* [Your task]: Exactly reproduce the lines that follow.

* [Given data]:
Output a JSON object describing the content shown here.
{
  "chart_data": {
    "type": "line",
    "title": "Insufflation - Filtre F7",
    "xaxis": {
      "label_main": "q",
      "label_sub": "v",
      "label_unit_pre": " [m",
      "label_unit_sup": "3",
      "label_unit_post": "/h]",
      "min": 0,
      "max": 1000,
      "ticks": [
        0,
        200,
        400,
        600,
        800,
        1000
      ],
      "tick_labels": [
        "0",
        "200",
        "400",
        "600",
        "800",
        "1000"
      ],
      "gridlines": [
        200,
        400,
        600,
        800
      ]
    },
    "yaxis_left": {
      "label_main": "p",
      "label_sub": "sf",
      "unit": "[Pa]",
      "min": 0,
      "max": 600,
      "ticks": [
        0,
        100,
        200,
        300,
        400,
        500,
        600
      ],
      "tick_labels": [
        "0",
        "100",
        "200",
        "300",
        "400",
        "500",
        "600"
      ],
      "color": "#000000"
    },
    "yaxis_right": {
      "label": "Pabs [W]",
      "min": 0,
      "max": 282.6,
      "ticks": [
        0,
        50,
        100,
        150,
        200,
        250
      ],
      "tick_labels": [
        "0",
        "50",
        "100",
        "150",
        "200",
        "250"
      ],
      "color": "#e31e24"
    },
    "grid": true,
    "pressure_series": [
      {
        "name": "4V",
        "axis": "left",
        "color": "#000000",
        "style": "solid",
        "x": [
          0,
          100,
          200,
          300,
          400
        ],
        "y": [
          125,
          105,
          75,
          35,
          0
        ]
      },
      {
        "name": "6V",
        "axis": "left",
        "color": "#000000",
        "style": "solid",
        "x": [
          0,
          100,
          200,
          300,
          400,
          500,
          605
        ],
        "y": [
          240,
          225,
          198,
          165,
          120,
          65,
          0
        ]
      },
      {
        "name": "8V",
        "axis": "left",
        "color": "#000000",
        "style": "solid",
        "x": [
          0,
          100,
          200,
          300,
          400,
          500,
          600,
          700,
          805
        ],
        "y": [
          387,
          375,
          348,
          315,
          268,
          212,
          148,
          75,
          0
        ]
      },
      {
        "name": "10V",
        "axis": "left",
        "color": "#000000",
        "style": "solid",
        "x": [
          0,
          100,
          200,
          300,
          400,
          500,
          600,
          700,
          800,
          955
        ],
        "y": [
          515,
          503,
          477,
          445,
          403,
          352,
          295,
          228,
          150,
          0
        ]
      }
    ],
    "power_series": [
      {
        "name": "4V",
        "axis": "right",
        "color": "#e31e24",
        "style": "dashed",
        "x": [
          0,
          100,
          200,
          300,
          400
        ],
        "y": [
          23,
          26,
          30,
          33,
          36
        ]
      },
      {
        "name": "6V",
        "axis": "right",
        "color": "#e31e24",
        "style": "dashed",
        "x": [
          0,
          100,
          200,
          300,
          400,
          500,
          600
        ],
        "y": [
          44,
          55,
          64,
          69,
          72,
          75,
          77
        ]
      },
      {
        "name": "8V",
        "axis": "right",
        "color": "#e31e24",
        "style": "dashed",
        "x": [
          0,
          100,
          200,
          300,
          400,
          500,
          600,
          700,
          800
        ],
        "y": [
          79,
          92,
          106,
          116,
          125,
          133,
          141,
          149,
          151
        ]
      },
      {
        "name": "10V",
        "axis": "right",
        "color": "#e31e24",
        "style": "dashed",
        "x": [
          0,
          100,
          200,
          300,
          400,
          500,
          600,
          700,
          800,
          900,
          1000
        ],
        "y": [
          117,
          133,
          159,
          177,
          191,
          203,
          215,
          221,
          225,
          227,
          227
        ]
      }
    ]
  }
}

* [Answer in full]:
Output a JSON object describing the content shown here.
{
  "chart_data": {
    "type": "line",
    "title": "Insufflation - Filtre F7",
    "xaxis": {
      "label_main": "q",
      "label_sub": "v",
      "label_unit_pre": " [m",
      "label_unit_sup": "3",
      "label_unit_post": "/h]",
      "min": 0,
      "max": 1000,
      "ticks": [
        0,
        200,
        400,
        600,
        800,
        1000
      ],
      "tick_labels": [
        "0",
        "200",
        "400",
        "600",
        "800",
        "1000"
      ],
      "gridlines": [
        200,
        400,
        600,
        800
      ]
    },
    "yaxis_left": {
      "label_main": "p",
      "label_sub": "sf",
      "unit": "[Pa]",
      "min": 0,
      "max": 600,
      "ticks": [
        0,
        100,
        200,
        300,
        400,
        500,
        600
      ],
      "tick_labels": [
        "0",
        "100",
        "200",
        "300",
        "400",
        "500",
        "600"
      ],
      "color": "#000000"
    },
    "yaxis_right": {
      "label": "Pabs [W]",
      "min": 0,
      "max": 282.6,
      "ticks": [
        0,
        50,
        100,
        150,
        200,
        250
      ],
      "tick_labels": [
        "0",
        "50",
        "100",
        "150",
        "200",
        "250"
      ],
      "color": "#e31e24"
    },
    "grid": true,
    "pressure_series": [
      {
        "name": "4V",
        "axis": "left",
        "color": "#000000",
        "style": "solid",
        "x": [
          0,
          100,
          200,
          300,
          400
        ],
        "y": [
          125,
          105,
          75,
          35,
          0
        ]
      },
      {
        "name": "6V",
        "axis": "left",
        "color": "#000000",
        "style": "solid",
        "x": [
          0,
          100,
          200,
          300,
          400,
          500,
          605
        ],
        "y": [
          240,
          225,
          198,
          165,
          120,
          65,
          0
        ]
      },
      {
        "name": "8V",
        "axis": "left",
        "color": "#000000",
        "style": "solid",
        "x": [
          0,
          100,
          200,
          300,
          400,
          500,
          600,
          700,
          805
        ],
        "y": [
          387,
          375,
          348,
          315,
          268,
          212,
          148,
          75,
          0
        ]
      },
      {
        "name": "10V",
        "axis": "left",
        "color": "#000000",
        "style": "solid",
        "x": [
          0,
          100,
          200,
          300,
          400,
          500,
          600,
          700,
          800,
          955
        ],
        "y": [
          515,
          503,
          477,
          445,
          403,
          352,
          295,
          228,
          150,
          0
        ]
      }
    ],
    "power_series": [
      {
        "name": "4V",
        "axis": "right",
        "color": "#e31e24",
        "style": "dashed",
        "x": [
          0,
          100,
          200,
          300,
          400
        ],
        "y": [
          23,
          26,
          30,
          33,
          36
        ]
      },
      {
        "name": "6V",
        "axis": "right",
        "color": "#e31e24",
        "style": "dashed",
        "x": [
          0,
          100,
          200,
          300,
          400,
          500,
          600
        ],
        "y": [
          44,
          55,
          64,
          69,
          72,
          75,
          77
        ]
      },
      {
        "name": "8V",
        "axis": "right",
        "color": "#e31e24",
        "style": "dashed",
        "x": [
          0,
          100,
          200,
          300,
          400,
          500,
          600,
          700,
          800
        ],
        "y": [
          79,
          92,
          106,
          116,
          125,
          133,
          141,
          149,
          151
        ]
      },
      {
        "name": "10V",
        "axis": "right",
        "color": "#e31e24",
        "style": "dashed",
        "x": [
          0,
          100,
          200,
          300,
          400,
          500,
          600,
          700,
          800,
          900,
          1000
        ],
        "y": [
          117,
          133,
          159,
          177,
          191,
          203,
          215,
          221,
          225,
          227,
          227
        ]
      }
    ]
  }
}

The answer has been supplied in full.